[DATA SHOWN]
Start
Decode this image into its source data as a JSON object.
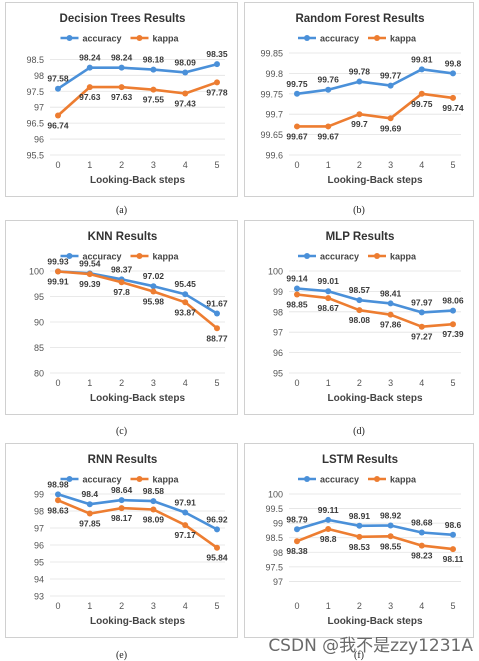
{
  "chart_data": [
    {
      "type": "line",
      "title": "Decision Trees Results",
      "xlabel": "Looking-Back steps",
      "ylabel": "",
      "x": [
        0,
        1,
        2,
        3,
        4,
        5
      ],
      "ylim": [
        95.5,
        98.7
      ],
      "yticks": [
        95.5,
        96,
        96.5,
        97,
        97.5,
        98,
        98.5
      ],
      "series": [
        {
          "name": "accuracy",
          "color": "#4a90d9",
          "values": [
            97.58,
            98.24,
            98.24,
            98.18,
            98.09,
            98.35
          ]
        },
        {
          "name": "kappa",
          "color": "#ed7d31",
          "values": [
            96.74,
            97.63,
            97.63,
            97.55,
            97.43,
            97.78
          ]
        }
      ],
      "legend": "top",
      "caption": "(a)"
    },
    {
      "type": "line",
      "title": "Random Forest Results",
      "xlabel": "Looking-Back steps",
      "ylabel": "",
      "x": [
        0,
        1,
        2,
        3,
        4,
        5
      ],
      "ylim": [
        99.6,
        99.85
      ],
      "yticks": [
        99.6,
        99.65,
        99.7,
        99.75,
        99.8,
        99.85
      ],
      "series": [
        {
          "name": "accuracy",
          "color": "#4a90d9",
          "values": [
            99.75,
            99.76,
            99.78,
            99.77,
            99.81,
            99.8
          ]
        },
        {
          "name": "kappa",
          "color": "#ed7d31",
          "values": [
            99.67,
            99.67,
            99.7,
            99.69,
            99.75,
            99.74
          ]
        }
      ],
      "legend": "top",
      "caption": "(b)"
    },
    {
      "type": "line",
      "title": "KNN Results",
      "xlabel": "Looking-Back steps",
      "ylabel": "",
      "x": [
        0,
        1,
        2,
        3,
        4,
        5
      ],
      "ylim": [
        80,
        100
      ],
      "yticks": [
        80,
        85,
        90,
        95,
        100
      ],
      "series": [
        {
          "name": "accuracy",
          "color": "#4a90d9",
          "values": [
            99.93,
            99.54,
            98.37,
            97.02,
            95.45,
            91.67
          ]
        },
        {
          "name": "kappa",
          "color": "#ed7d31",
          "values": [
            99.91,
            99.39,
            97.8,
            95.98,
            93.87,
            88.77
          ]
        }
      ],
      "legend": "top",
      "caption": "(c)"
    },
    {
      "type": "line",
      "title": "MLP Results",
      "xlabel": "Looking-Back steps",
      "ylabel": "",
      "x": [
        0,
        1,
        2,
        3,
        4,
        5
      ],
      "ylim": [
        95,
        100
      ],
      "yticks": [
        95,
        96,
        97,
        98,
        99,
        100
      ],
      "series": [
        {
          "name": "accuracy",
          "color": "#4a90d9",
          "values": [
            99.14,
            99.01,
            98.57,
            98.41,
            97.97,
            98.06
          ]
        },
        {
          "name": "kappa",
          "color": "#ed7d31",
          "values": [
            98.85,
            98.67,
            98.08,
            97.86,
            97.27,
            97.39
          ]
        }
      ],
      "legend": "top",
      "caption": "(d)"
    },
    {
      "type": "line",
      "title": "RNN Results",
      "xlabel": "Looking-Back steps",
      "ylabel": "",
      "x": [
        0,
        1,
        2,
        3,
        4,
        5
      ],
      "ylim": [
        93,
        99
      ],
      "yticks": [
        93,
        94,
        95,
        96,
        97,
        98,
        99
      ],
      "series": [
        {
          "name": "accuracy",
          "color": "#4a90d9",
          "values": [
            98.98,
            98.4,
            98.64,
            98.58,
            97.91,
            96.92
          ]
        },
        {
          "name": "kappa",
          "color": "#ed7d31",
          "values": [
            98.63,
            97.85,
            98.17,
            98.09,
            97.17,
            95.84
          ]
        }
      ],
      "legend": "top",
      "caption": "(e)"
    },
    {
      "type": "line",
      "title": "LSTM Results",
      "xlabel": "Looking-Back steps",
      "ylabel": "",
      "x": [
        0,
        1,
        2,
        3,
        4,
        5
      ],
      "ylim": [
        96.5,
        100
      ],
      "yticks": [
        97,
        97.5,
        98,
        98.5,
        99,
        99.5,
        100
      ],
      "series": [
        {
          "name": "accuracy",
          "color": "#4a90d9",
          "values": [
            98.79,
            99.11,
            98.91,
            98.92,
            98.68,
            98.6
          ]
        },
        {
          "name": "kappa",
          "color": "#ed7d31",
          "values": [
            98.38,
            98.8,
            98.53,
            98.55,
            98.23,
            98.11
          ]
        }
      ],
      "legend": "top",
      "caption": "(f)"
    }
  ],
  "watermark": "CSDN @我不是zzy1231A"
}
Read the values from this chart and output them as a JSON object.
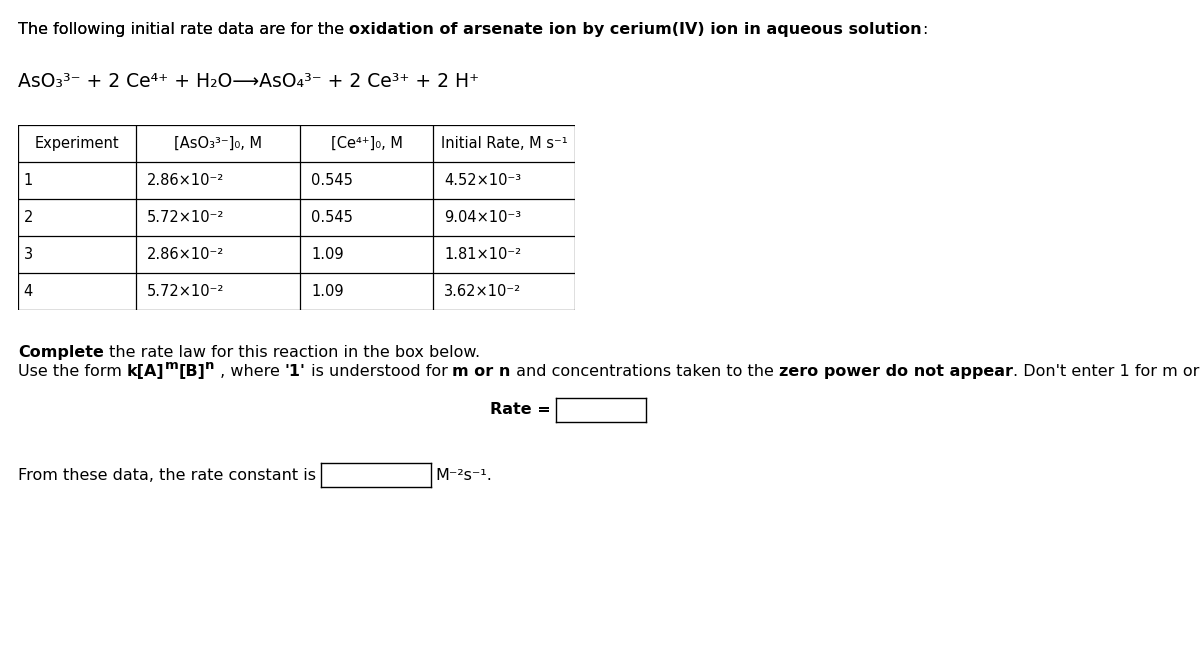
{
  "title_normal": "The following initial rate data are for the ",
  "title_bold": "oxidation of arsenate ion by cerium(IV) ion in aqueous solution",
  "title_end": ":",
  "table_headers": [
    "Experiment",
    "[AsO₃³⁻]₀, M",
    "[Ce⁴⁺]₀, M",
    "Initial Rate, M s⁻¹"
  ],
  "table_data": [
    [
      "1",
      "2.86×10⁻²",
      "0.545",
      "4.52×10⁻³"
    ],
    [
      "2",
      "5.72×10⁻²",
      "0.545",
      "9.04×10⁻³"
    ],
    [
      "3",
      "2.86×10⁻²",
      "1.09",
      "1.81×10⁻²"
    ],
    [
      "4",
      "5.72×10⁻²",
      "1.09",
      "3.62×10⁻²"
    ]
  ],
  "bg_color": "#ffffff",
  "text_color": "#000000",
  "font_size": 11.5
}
End
[YOUR TASK]
Without the pictures, reproduce every line of the records above exactly.

[RESPONSE FOR THIS EXERCISE]
Decode this image into its source data as a JSON object.
{
  "chart_data": [
    {
      "type": "line",
      "title": "Decision Trees Results",
      "xlabel": "Looking-Back steps",
      "ylabel": "",
      "x": [
        0,
        1,
        2,
        3,
        4,
        5
      ],
      "ylim": [
        95.5,
        98.7
      ],
      "yticks": [
        95.5,
        96,
        96.5,
        97,
        97.5,
        98,
        98.5
      ],
      "series": [
        {
          "name": "accuracy",
          "color": "#4a90d9",
          "values": [
            97.58,
            98.24,
            98.24,
            98.18,
            98.09,
            98.35
          ]
        },
        {
          "name": "kappa",
          "color": "#ed7d31",
          "values": [
            96.74,
            97.63,
            97.63,
            97.55,
            97.43,
            97.78
          ]
        }
      ],
      "legend": "top",
      "caption": "(a)"
    },
    {
      "type": "line",
      "title": "Random Forest Results",
      "xlabel": "Looking-Back steps",
      "ylabel": "",
      "x": [
        0,
        1,
        2,
        3,
        4,
        5
      ],
      "ylim": [
        99.6,
        99.85
      ],
      "yticks": [
        99.6,
        99.65,
        99.7,
        99.75,
        99.8,
        99.85
      ],
      "series": [
        {
          "name": "accuracy",
          "color": "#4a90d9",
          "values": [
            99.75,
            99.76,
            99.78,
            99.77,
            99.81,
            99.8
          ]
        },
        {
          "name": "kappa",
          "color": "#ed7d31",
          "values": [
            99.67,
            99.67,
            99.7,
            99.69,
            99.75,
            99.74
          ]
        }
      ],
      "legend": "top",
      "caption": "(b)"
    },
    {
      "type": "line",
      "title": "KNN Results",
      "xlabel": "Looking-Back steps",
      "ylabel": "",
      "x": [
        0,
        1,
        2,
        3,
        4,
        5
      ],
      "ylim": [
        80,
        100
      ],
      "yticks": [
        80,
        85,
        90,
        95,
        100
      ],
      "series": [
        {
          "name": "accuracy",
          "color": "#4a90d9",
          "values": [
            99.93,
            99.54,
            98.37,
            97.02,
            95.45,
            91.67
          ]
        },
        {
          "name": "kappa",
          "color": "#ed7d31",
          "values": [
            99.91,
            99.39,
            97.8,
            95.98,
            93.87,
            88.77
          ]
        }
      ],
      "legend": "top",
      "caption": "(c)"
    },
    {
      "type": "line",
      "title": "MLP Results",
      "xlabel": "Looking-Back steps",
      "ylabel": "",
      "x": [
        0,
        1,
        2,
        3,
        4,
        5
      ],
      "ylim": [
        95,
        100
      ],
      "yticks": [
        95,
        96,
        97,
        98,
        99,
        100
      ],
      "series": [
        {
          "name": "accuracy",
          "color": "#4a90d9",
          "values": [
            99.14,
            99.01,
            98.57,
            98.41,
            97.97,
            98.06
          ]
        },
        {
          "name": "kappa",
          "color": "#ed7d31",
          "values": [
            98.85,
            98.67,
            98.08,
            97.86,
            97.27,
            97.39
          ]
        }
      ],
      "legend": "top",
      "caption": "(d)"
    },
    {
      "type": "line",
      "title": "RNN Results",
      "xlabel": "Looking-Back steps",
      "ylabel": "",
      "x": [
        0,
        1,
        2,
        3,
        4,
        5
      ],
      "ylim": [
        93,
        99
      ],
      "yticks": [
        93,
        94,
        95,
        96,
        97,
        98,
        99
      ],
      "series": [
        {
          "name": "accuracy",
          "color": "#4a90d9",
          "values": [
            98.98,
            98.4,
            98.64,
            98.58,
            97.91,
            96.92
          ]
        },
        {
          "name": "kappa",
          "color": "#ed7d31",
          "values": [
            98.63,
            97.85,
            98.17,
            98.09,
            97.17,
            95.84
          ]
        }
      ],
      "legend": "top",
      "caption": "(e)"
    },
    {
      "type": "line",
      "title": "LSTM Results",
      "xlabel": "Looking-Back steps",
      "ylabel": "",
      "x": [
        0,
        1,
        2,
        3,
        4,
        5
      ],
      "ylim": [
        96.5,
        100
      ],
      "yticks": [
        97,
        97.5,
        98,
        98.5,
        99,
        99.5,
        100
      ],
      "series": [
        {
          "name": "accuracy",
          "color": "#4a90d9",
          "values": [
            98.79,
            99.11,
            98.91,
            98.92,
            98.68,
            98.6
          ]
        },
        {
          "name": "kappa",
          "color": "#ed7d31",
          "values": [
            98.38,
            98.8,
            98.53,
            98.55,
            98.23,
            98.11
          ]
        }
      ],
      "legend": "top",
      "caption": "(f)"
    }
  ],
  "watermark": "CSDN @我不是zzy1231A"
}
Read the values from this chart and output them as a JSON object.
{
  "title_normal": "The following initial rate data are for the ",
  "title_bold": "oxidation of arsenate ion by cerium(IV) ion in aqueous solution",
  "title_end": ":",
  "table_headers": [
    "Experiment",
    "[AsO₃³⁻]₀, M",
    "[Ce⁴⁺]₀, M",
    "Initial Rate, M s⁻¹"
  ],
  "table_data": [
    [
      "1",
      "2.86×10⁻²",
      "0.545",
      "4.52×10⁻³"
    ],
    [
      "2",
      "5.72×10⁻²",
      "0.545",
      "9.04×10⁻³"
    ],
    [
      "3",
      "2.86×10⁻²",
      "1.09",
      "1.81×10⁻²"
    ],
    [
      "4",
      "5.72×10⁻²",
      "1.09",
      "3.62×10⁻²"
    ]
  ],
  "bg_color": "#ffffff",
  "text_color": "#000000",
  "font_size": 11.5
}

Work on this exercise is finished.